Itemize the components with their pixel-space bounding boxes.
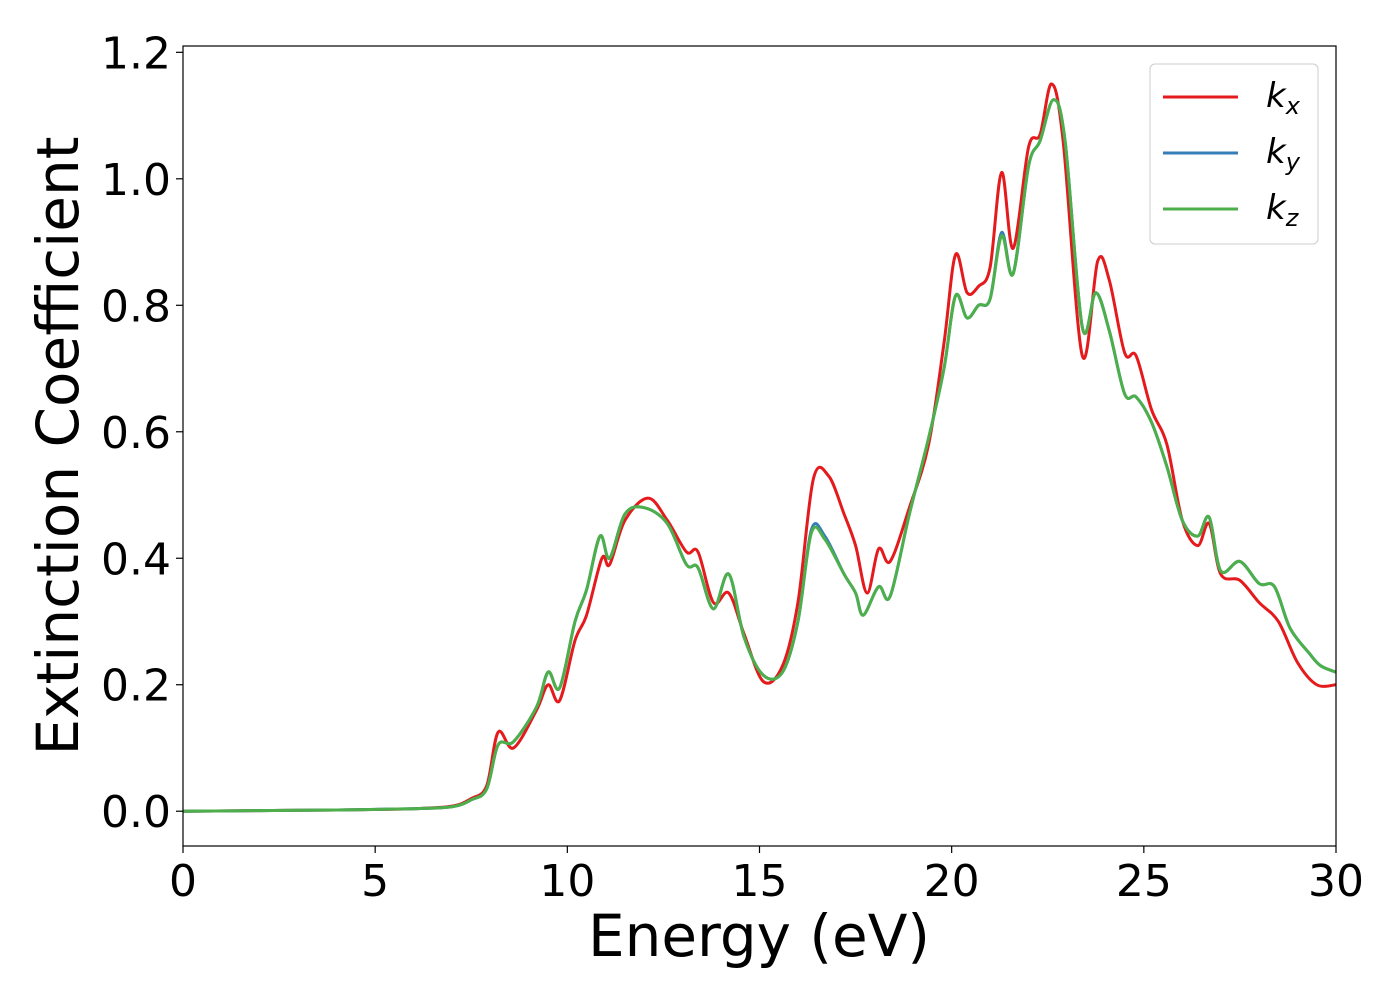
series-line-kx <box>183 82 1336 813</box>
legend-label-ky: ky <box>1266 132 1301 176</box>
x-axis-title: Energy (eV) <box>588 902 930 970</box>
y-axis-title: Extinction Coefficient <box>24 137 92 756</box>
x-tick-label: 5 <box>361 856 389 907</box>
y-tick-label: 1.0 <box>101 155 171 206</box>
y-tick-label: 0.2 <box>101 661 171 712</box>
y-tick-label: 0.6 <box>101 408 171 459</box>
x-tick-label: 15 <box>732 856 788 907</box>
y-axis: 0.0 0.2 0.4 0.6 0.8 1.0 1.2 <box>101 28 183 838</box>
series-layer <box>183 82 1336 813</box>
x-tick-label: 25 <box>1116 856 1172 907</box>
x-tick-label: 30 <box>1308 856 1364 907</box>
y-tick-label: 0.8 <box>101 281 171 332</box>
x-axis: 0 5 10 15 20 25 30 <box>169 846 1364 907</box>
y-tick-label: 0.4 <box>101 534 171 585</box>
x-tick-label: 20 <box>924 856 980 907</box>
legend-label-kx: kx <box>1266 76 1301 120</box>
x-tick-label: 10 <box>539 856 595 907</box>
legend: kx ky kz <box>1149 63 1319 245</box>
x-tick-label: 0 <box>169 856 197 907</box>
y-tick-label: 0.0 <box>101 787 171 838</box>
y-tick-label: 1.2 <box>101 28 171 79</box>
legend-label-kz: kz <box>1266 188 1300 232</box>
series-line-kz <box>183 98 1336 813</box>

────────────────────

◆ **Short task**: Begin at the line that has "series-line-kx <box>183 82 1336 813</box>" and stop after the line that has "y-tick-label: 1.2 <box>101 28 171 79</box>". Rewrite only those lines of the records, changing each "y-tick-label" to "y-tick-text" and leaving everything else untouched.

◆ **Response**:
series-line-kx <box>183 82 1336 813</box>
legend-label-ky: ky <box>1266 132 1301 176</box>
x-axis-title: Energy (eV) <box>588 902 930 970</box>
y-axis-title: Extinction Coefficient <box>24 137 92 756</box>
x-tick-label: 5 <box>361 856 389 907</box>
y-tick-text: 1.0 <box>101 155 171 206</box>
y-tick-text: 0.2 <box>101 661 171 712</box>
y-tick-text: 0.6 <box>101 408 171 459</box>
x-tick-label: 15 <box>732 856 788 907</box>
y-axis: 0.0 0.2 0.4 0.6 0.8 1.0 1.2 <box>101 28 183 838</box>
series-layer <box>183 82 1336 813</box>
x-tick-label: 25 <box>1116 856 1172 907</box>
x-tick-label: 30 <box>1308 856 1364 907</box>
y-tick-text: 0.8 <box>101 281 171 332</box>
x-axis: 0 5 10 15 20 25 30 <box>169 846 1364 907</box>
y-tick-text: 0.4 <box>101 534 171 585</box>
x-tick-label: 20 <box>924 856 980 907</box>
legend-label-kx: kx <box>1266 76 1301 120</box>
x-tick-label: 10 <box>539 856 595 907</box>
legend: kx ky kz <box>1149 63 1319 245</box>
x-tick-label: 0 <box>169 856 197 907</box>
y-tick-text: 0.0 <box>101 787 171 838</box>
y-tick-text: 1.2 <box>101 28 171 79</box>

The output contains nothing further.